## Problem
Pick out every line in the data below that holds "nuevos".

Collected data
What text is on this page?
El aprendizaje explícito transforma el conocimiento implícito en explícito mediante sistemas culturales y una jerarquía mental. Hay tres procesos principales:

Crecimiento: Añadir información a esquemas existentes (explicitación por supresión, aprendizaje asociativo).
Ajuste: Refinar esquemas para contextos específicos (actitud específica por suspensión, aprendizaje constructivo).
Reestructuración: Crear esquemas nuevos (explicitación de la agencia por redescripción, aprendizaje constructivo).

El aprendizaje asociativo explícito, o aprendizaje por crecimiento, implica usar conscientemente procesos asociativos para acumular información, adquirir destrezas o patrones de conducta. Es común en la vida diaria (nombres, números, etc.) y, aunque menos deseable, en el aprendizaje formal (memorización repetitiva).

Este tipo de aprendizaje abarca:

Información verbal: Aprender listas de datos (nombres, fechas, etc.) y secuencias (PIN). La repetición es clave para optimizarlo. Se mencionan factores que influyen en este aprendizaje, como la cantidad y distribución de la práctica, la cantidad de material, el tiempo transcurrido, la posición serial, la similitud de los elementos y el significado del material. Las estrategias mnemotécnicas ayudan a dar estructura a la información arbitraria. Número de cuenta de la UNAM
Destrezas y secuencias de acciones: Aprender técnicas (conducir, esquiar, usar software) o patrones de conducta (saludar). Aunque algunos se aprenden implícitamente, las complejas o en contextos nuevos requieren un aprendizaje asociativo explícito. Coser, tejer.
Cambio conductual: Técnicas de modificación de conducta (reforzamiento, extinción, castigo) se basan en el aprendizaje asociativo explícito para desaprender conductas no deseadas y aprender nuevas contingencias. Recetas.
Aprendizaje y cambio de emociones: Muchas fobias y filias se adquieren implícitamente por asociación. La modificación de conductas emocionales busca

## Solution below
Reestructuración: Crear esquemas nuevos (explicitación de la agencia por redescripción, aprendizaje constructivo).
Destrezas y secuencias de acciones: Aprender técnicas (conducir, esquiar, usar software) o patrones de conducta (saludar). Aunque algunos se aprenden implícitamente, las complejas o en contextos nuevos requieren un aprendizaje asociativo explícito. Coser, tejer.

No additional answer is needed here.